** SHORT EXERCISE **
Repeat only the lines below from the one that contains "Enumerate this screenshot's" through the final line, exactly. Omit pictures.

** SUPPLIED MATERIAL **
#####
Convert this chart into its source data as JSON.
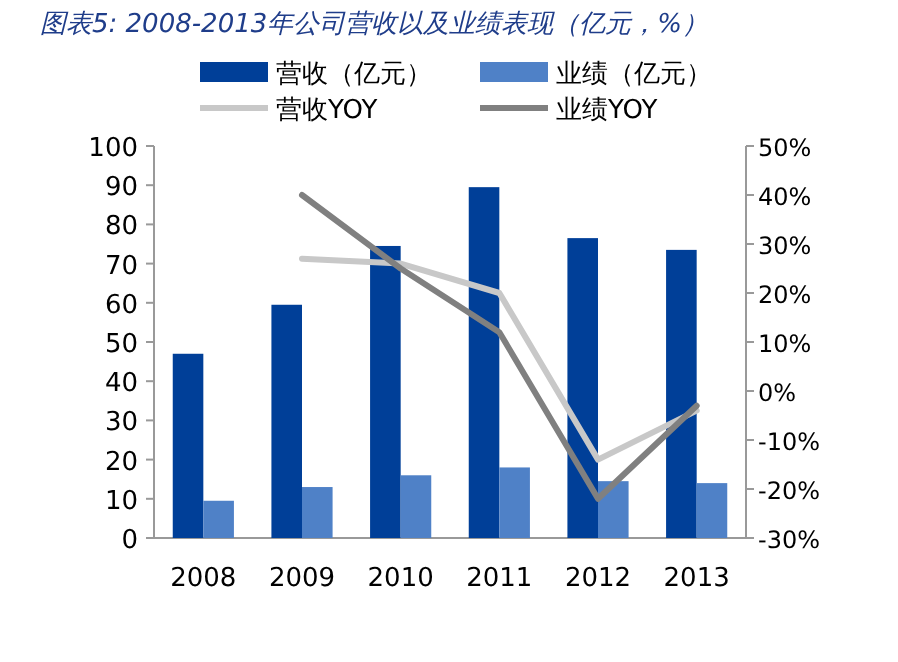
{
  "chart_data": {
    "type": "bar",
    "title": "图表5: 2008-2013年公司营收以及业绩表现（亿元，%）",
    "categories": [
      "2008",
      "2009",
      "2010",
      "2011",
      "2012",
      "2013"
    ],
    "series": [
      {
        "name": "营收（亿元）",
        "color": "#003f98",
        "values": [
          47,
          59.5,
          74.5,
          89.5,
          76.5,
          73.5
        ]
      },
      {
        "name": "业绩（亿元）",
        "color": "#4f81c7",
        "values": [
          9.5,
          13,
          16,
          18,
          14.5,
          14
        ]
      },
      {
        "name": "营收YOY",
        "type": "line",
        "axis": "y2",
        "color": "#c8c8c8",
        "values": [
          null,
          27,
          26,
          20,
          -14,
          -4
        ]
      },
      {
        "name": "业绩YOY",
        "type": "line",
        "axis": "y2",
        "color": "#808080",
        "values": [
          null,
          40,
          25,
          12,
          -22,
          -3
        ]
      }
    ],
    "ylim": [
      0,
      100
    ],
    "yticks": [
      0,
      10,
      20,
      30,
      40,
      50,
      60,
      70,
      80,
      90,
      100
    ],
    "y2lim": [
      -30,
      50
    ],
    "y2ticks": [
      {
        "value": -30,
        "label": "-30%"
      },
      {
        "value": -20,
        "label": "-20%"
      },
      {
        "value": -10,
        "label": "-10%"
      },
      {
        "value": 0,
        "label": "0%"
      },
      {
        "value": 10,
        "label": "10%"
      },
      {
        "value": 20,
        "label": "20%"
      },
      {
        "value": 30,
        "label": "30%"
      },
      {
        "value": 40,
        "label": "40%"
      },
      {
        "value": 50,
        "label": "50%"
      }
    ],
    "legend": "top",
    "grid": false
  }
}
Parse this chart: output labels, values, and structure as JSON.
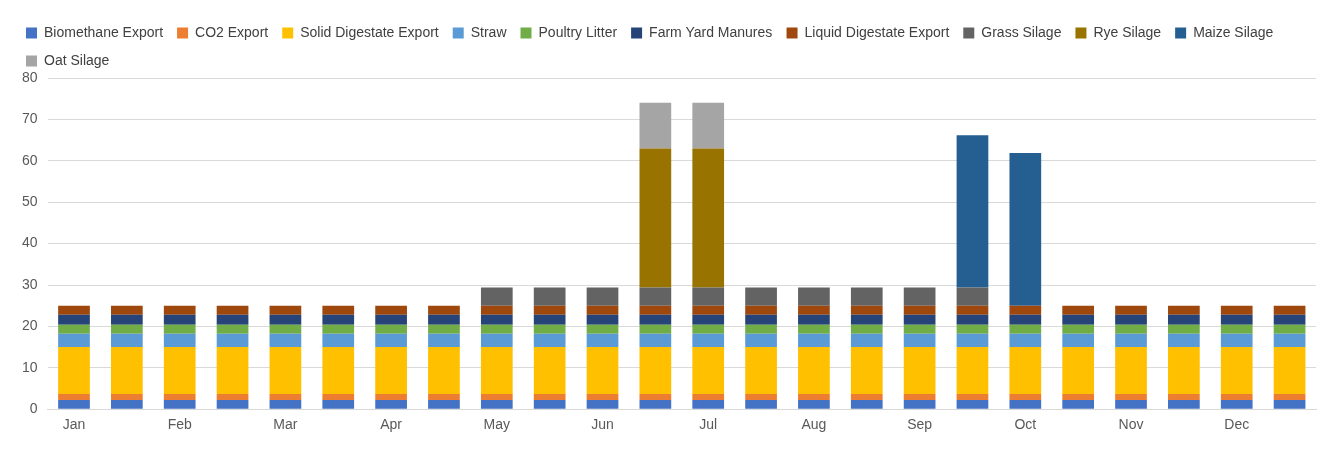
{
  "chart_data": {
    "type": "bar",
    "stacked": true,
    "categories": [
      "Jan",
      null,
      "Feb",
      null,
      "Mar",
      null,
      "Apr",
      null,
      "May",
      null,
      "Jun",
      null,
      "Jul",
      null,
      "Aug",
      null,
      "Sep",
      null,
      "Oct",
      null,
      "Nov",
      null,
      "Dec",
      null
    ],
    "series": [
      {
        "name": "Biomethane Export",
        "color": "#4472c4",
        "values": [
          2.2,
          2.2,
          2.2,
          2.2,
          2.2,
          2.2,
          2.2,
          2.2,
          2.2,
          2.2,
          2.2,
          2.2,
          2.2,
          2.2,
          2.2,
          2.2,
          2.2,
          2.2,
          2.2,
          2.2,
          2.2,
          2.2,
          2.2,
          2.2
        ]
      },
      {
        "name": "CO2 Export",
        "color": "#ed7d31",
        "values": [
          1.5,
          1.5,
          1.5,
          1.5,
          1.5,
          1.5,
          1.5,
          1.5,
          1.5,
          1.5,
          1.5,
          1.5,
          1.5,
          1.5,
          1.5,
          1.5,
          1.5,
          1.5,
          1.5,
          1.5,
          1.5,
          1.5,
          1.5,
          1.5
        ]
      },
      {
        "name": "Solid Digestate Export",
        "color": "#ffc000",
        "values": [
          11.3,
          11.3,
          11.3,
          11.3,
          11.3,
          11.3,
          11.3,
          11.3,
          11.3,
          11.3,
          11.3,
          11.3,
          11.3,
          11.3,
          11.3,
          11.3,
          11.3,
          11.3,
          11.3,
          11.3,
          11.3,
          11.3,
          11.3,
          11.3
        ]
      },
      {
        "name": "Straw",
        "color": "#5b9bd5",
        "values": [
          3.2,
          3.2,
          3.2,
          3.2,
          3.2,
          3.2,
          3.2,
          3.2,
          3.2,
          3.2,
          3.2,
          3.2,
          3.2,
          3.2,
          3.2,
          3.2,
          3.2,
          3.2,
          3.2,
          3.2,
          3.2,
          3.2,
          3.2,
          3.2
        ]
      },
      {
        "name": "Poultry Litter",
        "color": "#70ad47",
        "values": [
          2.2,
          2.2,
          2.2,
          2.2,
          2.2,
          2.2,
          2.2,
          2.2,
          2.2,
          2.2,
          2.2,
          2.2,
          2.2,
          2.2,
          2.2,
          2.2,
          2.2,
          2.2,
          2.2,
          2.2,
          2.2,
          2.2,
          2.2,
          2.2
        ]
      },
      {
        "name": "Farm Yard Manures",
        "color": "#264478",
        "values": [
          2.4,
          2.4,
          2.4,
          2.4,
          2.4,
          2.4,
          2.4,
          2.4,
          2.4,
          2.4,
          2.4,
          2.4,
          2.4,
          2.4,
          2.4,
          2.4,
          2.4,
          2.4,
          2.4,
          2.4,
          2.4,
          2.4,
          2.4,
          2.4
        ]
      },
      {
        "name": "Liquid Digestate Export",
        "color": "#9e480e",
        "values": [
          2.2,
          2.2,
          2.2,
          2.2,
          2.2,
          2.2,
          2.2,
          2.2,
          2.2,
          2.2,
          2.2,
          2.2,
          2.2,
          2.2,
          2.2,
          2.2,
          2.2,
          2.2,
          2.2,
          2.2,
          2.2,
          2.2,
          2.2,
          2.2
        ]
      },
      {
        "name": "Grass Silage",
        "color": "#636363",
        "values": [
          null,
          null,
          null,
          null,
          null,
          null,
          null,
          null,
          4.4,
          4.4,
          4.4,
          4.4,
          4.4,
          4.4,
          4.4,
          4.4,
          4.4,
          4.4,
          null,
          null,
          null,
          null,
          null,
          null
        ]
      },
      {
        "name": "Rye Silage",
        "color": "#997300",
        "values": [
          null,
          null,
          null,
          null,
          null,
          null,
          null,
          null,
          null,
          null,
          null,
          33.6,
          33.6,
          null,
          null,
          null,
          null,
          null,
          null,
          null,
          null,
          null,
          null,
          null
        ]
      },
      {
        "name": "Maize Silage",
        "color": "#255e91",
        "values": [
          null,
          null,
          null,
          null,
          null,
          null,
          null,
          null,
          null,
          null,
          null,
          null,
          null,
          null,
          null,
          null,
          null,
          36.8,
          36.9,
          null,
          null,
          null,
          null,
          null
        ]
      },
      {
        "name": "Oat Silage",
        "color": "#a5a5a5",
        "values": [
          null,
          null,
          null,
          null,
          null,
          null,
          null,
          null,
          null,
          null,
          null,
          11,
          11,
          null,
          null,
          null,
          null,
          null,
          null,
          null,
          null,
          null,
          null,
          null
        ]
      }
    ],
    "ylim": [
      0,
      80
    ],
    "yticks": [
      0,
      10,
      20,
      30,
      40,
      50,
      60,
      70,
      80
    ],
    "grid": "y",
    "legend": "top"
  }
}
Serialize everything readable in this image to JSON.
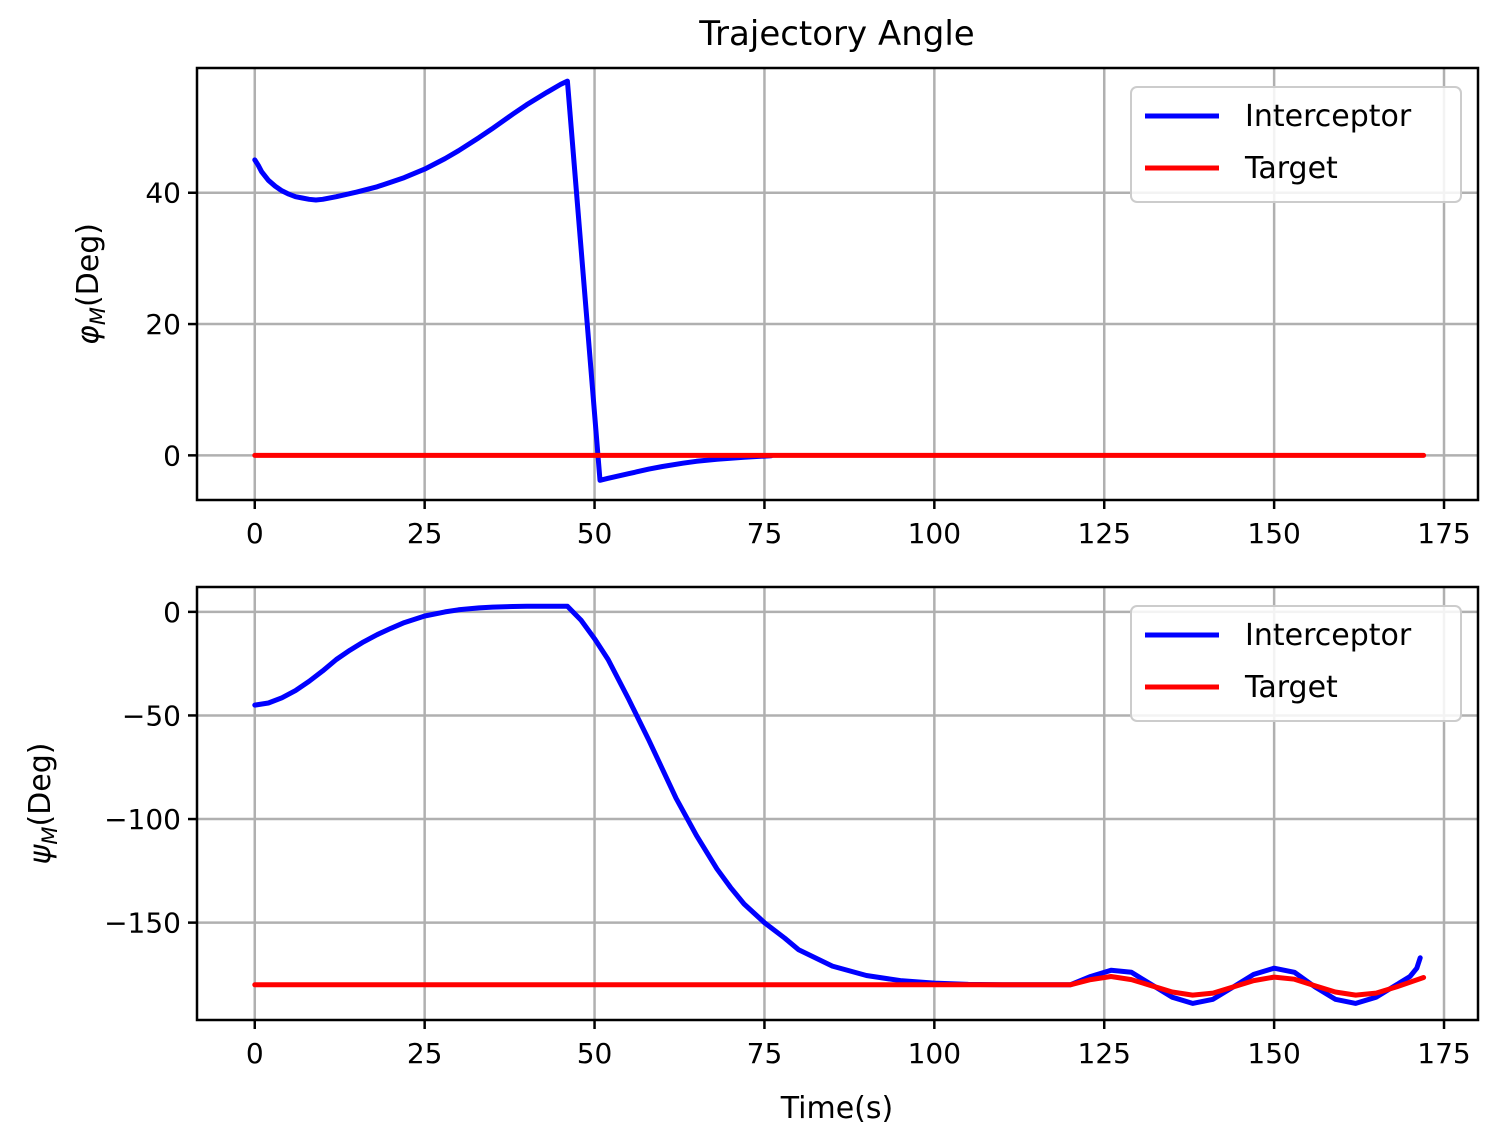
{
  "title": "Trajectory Angle",
  "xlabel": "Time(s)",
  "colors": {
    "interceptor": "#0000ff",
    "target": "#ff0000",
    "grid": "#b0b0b0"
  },
  "chart_data": [
    {
      "type": "line",
      "ylabel_symbol": "φ",
      "ylabel_sub": "M",
      "ylabel_rest": "(Deg)",
      "xlim": [
        -8.5,
        180
      ],
      "ylim": [
        -6.8,
        59
      ],
      "xticks": [
        0,
        25,
        50,
        75,
        100,
        125,
        150,
        175
      ],
      "yticks": [
        0,
        20,
        40
      ],
      "ytick_labels": [
        "0",
        "20",
        "40"
      ],
      "grid": true,
      "legend_position": "top-right",
      "series": [
        {
          "name": "Interceptor",
          "color": "#0000ff",
          "x": [
            0,
            0.5,
            1,
            2,
            3,
            4,
            5,
            6,
            7,
            8,
            9,
            10,
            12,
            15,
            18,
            20,
            22,
            25,
            28,
            30,
            33,
            35,
            38,
            40,
            43,
            45,
            46,
            50.8,
            52,
            55,
            58,
            60,
            63,
            65,
            68,
            70,
            72,
            75,
            76
          ],
          "y": [
            45,
            44.2,
            43.2,
            41.9,
            41,
            40.3,
            39.8,
            39.4,
            39.2,
            39.0,
            38.9,
            39.0,
            39.4,
            40.1,
            40.9,
            41.6,
            42.3,
            43.6,
            45.2,
            46.4,
            48.4,
            49.8,
            52.0,
            53.4,
            55.3,
            56.5,
            57.0,
            -3.8,
            -3.5,
            -2.8,
            -2.1,
            -1.7,
            -1.2,
            -0.9,
            -0.6,
            -0.45,
            -0.3,
            -0.12,
            -0.05
          ]
        },
        {
          "name": "Target",
          "color": "#ff0000",
          "x": [
            0,
            172
          ],
          "y": [
            0,
            0
          ]
        }
      ]
    },
    {
      "type": "line",
      "ylabel_symbol": "ψ",
      "ylabel_sub": "M",
      "ylabel_rest": "(Deg)",
      "xlim": [
        -8.5,
        180
      ],
      "ylim": [
        -197,
        12
      ],
      "xticks": [
        0,
        25,
        50,
        75,
        100,
        125,
        150,
        175
      ],
      "yticks": [
        0,
        -50,
        -100,
        -150
      ],
      "ytick_labels": [
        "0",
        "−50",
        "−100",
        "−150"
      ],
      "grid": true,
      "legend_position": "top-right",
      "series": [
        {
          "name": "Interceptor",
          "color": "#0000ff",
          "x": [
            0,
            2,
            4,
            6,
            8,
            10,
            12,
            14,
            16,
            18,
            20,
            22,
            25,
            28,
            30,
            33,
            35,
            38,
            40,
            43,
            46,
            48,
            50,
            52,
            55,
            58,
            60,
            62,
            65,
            68,
            70,
            72,
            75,
            78,
            80,
            85,
            90,
            95,
            100,
            105,
            110,
            115,
            120,
            123,
            126,
            129,
            132,
            135,
            138,
            141,
            144,
            147,
            150,
            153,
            156,
            159,
            162,
            165,
            168,
            170,
            171,
            171.5
          ],
          "y": [
            -45,
            -44,
            -41.5,
            -38,
            -33.5,
            -28.5,
            -23,
            -18.5,
            -14.5,
            -11,
            -8,
            -5.2,
            -2,
            0,
            1,
            1.9,
            2.3,
            2.6,
            2.7,
            2.7,
            2.7,
            -4,
            -13,
            -23,
            -42,
            -62,
            -76,
            -90,
            -108,
            -124,
            -133,
            -141,
            -150,
            -157.5,
            -163,
            -171,
            -175.5,
            -178,
            -179.2,
            -179.8,
            -180,
            -180,
            -180,
            -176,
            -173,
            -174,
            -180,
            -186,
            -189,
            -187,
            -181,
            -175,
            -172,
            -174,
            -181,
            -187,
            -189,
            -186,
            -180,
            -176,
            -172,
            -167
          ]
        },
        {
          "name": "Target",
          "color": "#ff0000",
          "x": [
            0,
            40,
            80,
            100,
            120,
            123,
            126,
            129,
            132,
            135,
            138,
            141,
            144,
            147,
            150,
            153,
            156,
            159,
            162,
            165,
            168,
            172
          ],
          "y": [
            -180,
            -180,
            -180,
            -180,
            -180,
            -177.5,
            -176,
            -177.5,
            -180.5,
            -183.5,
            -185,
            -184,
            -181,
            -178,
            -176.3,
            -177.3,
            -180.5,
            -183.5,
            -185,
            -184,
            -181,
            -176.5
          ]
        }
      ]
    }
  ]
}
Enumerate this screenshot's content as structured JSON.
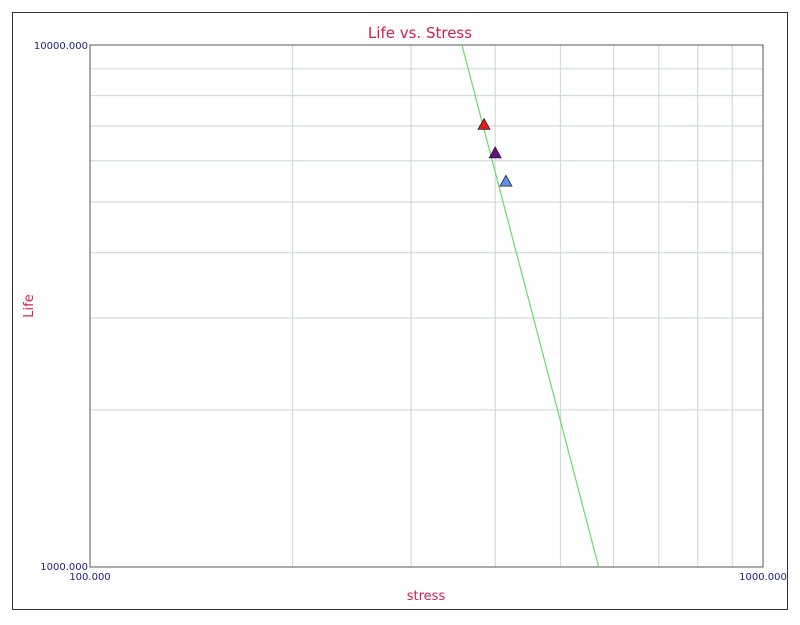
{
  "chart_data": {
    "type": "scatter",
    "title": "Life vs. Stress",
    "xlabel": "stress",
    "ylabel": "Life",
    "xscale": "log",
    "yscale": "log",
    "xlim": [
      100,
      1000
    ],
    "ylim": [
      1000,
      10000
    ],
    "x_tick_labels": [
      "100.000",
      "1000.000"
    ],
    "y_tick_labels": [
      "1000.000",
      "10000.000"
    ],
    "grid": true,
    "points": [
      {
        "x": 385,
        "y": 7040,
        "color": "#e31a1c",
        "marker": "triangle"
      },
      {
        "x": 400,
        "y": 6210,
        "color": "#6a0d83",
        "marker": "triangle"
      },
      {
        "x": 415,
        "y": 5480,
        "color": "#5b8fe8",
        "marker": "triangle"
      }
    ],
    "fit_line": {
      "color": "#66dd66",
      "points": [
        [
          357,
          10000
        ],
        [
          570,
          1000
        ]
      ]
    }
  }
}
#####
** EXERCISE ANSWER **
Enumerate this screenshot's content as structured JSON.
{
  "chart_data": {
    "type": "scatter",
    "title": "Life vs. Stress",
    "xlabel": "stress",
    "ylabel": "Life",
    "xscale": "log",
    "yscale": "log",
    "xlim": [
      100,
      1000
    ],
    "ylim": [
      1000,
      10000
    ],
    "x_tick_labels": [
      "100.000",
      "1000.000"
    ],
    "y_tick_labels": [
      "1000.000",
      "10000.000"
    ],
    "grid": true,
    "points": [
      {
        "x": 385,
        "y": 7040,
        "color": "#e31a1c",
        "marker": "triangle"
      },
      {
        "x": 400,
        "y": 6210,
        "color": "#6a0d83",
        "marker": "triangle"
      },
      {
        "x": 415,
        "y": 5480,
        "color": "#5b8fe8",
        "marker": "triangle"
      }
    ],
    "fit_line": {
      "color": "#66dd66",
      "points": [
        [
          357,
          10000
        ],
        [
          570,
          1000
        ]
      ]
    }
  }
}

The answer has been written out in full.